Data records
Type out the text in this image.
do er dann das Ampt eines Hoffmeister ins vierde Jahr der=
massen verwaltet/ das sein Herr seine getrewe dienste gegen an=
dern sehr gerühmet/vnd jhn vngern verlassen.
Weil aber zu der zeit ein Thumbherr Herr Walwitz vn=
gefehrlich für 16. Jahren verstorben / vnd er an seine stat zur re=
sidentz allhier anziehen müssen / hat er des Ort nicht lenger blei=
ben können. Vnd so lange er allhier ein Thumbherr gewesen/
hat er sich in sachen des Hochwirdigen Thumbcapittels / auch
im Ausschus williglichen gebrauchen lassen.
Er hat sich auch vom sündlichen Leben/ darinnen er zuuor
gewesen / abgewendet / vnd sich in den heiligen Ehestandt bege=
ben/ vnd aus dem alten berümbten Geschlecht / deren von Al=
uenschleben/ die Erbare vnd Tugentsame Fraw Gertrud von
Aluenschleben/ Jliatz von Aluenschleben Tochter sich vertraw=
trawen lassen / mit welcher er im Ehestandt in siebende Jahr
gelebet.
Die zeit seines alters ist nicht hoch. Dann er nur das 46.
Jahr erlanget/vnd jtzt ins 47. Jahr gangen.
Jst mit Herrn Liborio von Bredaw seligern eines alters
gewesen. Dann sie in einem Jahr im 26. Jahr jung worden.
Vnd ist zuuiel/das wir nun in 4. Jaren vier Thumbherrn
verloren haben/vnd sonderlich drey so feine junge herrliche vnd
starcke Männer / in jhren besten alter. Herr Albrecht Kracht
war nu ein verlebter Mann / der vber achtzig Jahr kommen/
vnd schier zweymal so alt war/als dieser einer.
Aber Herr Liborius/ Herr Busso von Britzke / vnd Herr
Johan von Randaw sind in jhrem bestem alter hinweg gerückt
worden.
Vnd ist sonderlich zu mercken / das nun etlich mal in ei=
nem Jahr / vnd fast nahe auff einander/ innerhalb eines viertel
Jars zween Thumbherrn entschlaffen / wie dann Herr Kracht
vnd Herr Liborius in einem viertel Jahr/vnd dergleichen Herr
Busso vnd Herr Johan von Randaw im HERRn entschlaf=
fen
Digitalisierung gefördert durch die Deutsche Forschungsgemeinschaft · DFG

■ WHAT THE TASK ASKS: Could you reproduce every record above exactly as it appears?

■ ANSWER TO THIS TASK:
Type out the text in this image.
do er dann das Ampt eines Hoffmeister ins vierde Jahr der=
massen verwaltet/ das sein Herr seine getrewe dienste gegen an=
dern sehr gerühmet/vnd jhn vngern verlassen.
Weil aber zu der zeit ein Thumbherr Herr Walwitz vn=
gefehrlich für 16. Jahren verstorben / vnd er an seine stat zur re=
sidentz allhier anziehen müssen / hat er des Ort nicht lenger blei=
ben können. Vnd so lange er allhier ein Thumbherr gewesen/
hat er sich in sachen des Hochwirdigen Thumbcapittels / auch
im Ausschus williglichen gebrauchen lassen.
Er hat sich auch vom sündlichen Leben/ darinnen er zuuor
gewesen / abgewendet / vnd sich in den heiligen Ehestandt bege=
ben/ vnd aus dem alten berümbten Geschlecht / deren von Al=
uenschleben/ die Erbare vnd Tugentsame Fraw Gertrud von
Aluenschleben/ Jliatz von Aluenschleben Tochter sich vertraw=
trawen lassen / mit welcher er im Ehestandt in siebende Jahr
gelebet.
Die zeit seines alters ist nicht hoch. Dann er nur das 46.
Jahr erlanget/vnd jtzt ins 47. Jahr gangen.
Jst mit Herrn Liborio von Bredaw seligern eines alters
gewesen. Dann sie in einem Jahr im 26. Jahr jung worden.
Vnd ist zuuiel/das wir nun in 4. Jaren vier Thumbherrn
verloren haben/vnd sonderlich drey so feine junge herrliche vnd
starcke Männer / in jhren besten alter. Herr Albrecht Kracht
war nu ein verlebter Mann / der vber achtzig Jahr kommen/
vnd schier zweymal so alt war/als dieser einer.
Aber Herr Liborius/ Herr Busso von Britzke / vnd Herr
Johan von Randaw sind in jhrem bestem alter hinweg gerückt
worden.
Vnd ist sonderlich zu mercken / das nun etlich mal in ei=
nem Jahr / vnd fast nahe auff einander/ innerhalb eines viertel
Jars zween Thumbherrn entschlaffen / wie dann Herr Kracht
vnd Herr Liborius in einem viertel Jahr/vnd dergleichen Herr
Busso vnd Herr Johan von Randaw im HERRn entschlaf=
fen
Digitalisierung gefördert durch die Deutsche Forschungsgemeinschaft · DFG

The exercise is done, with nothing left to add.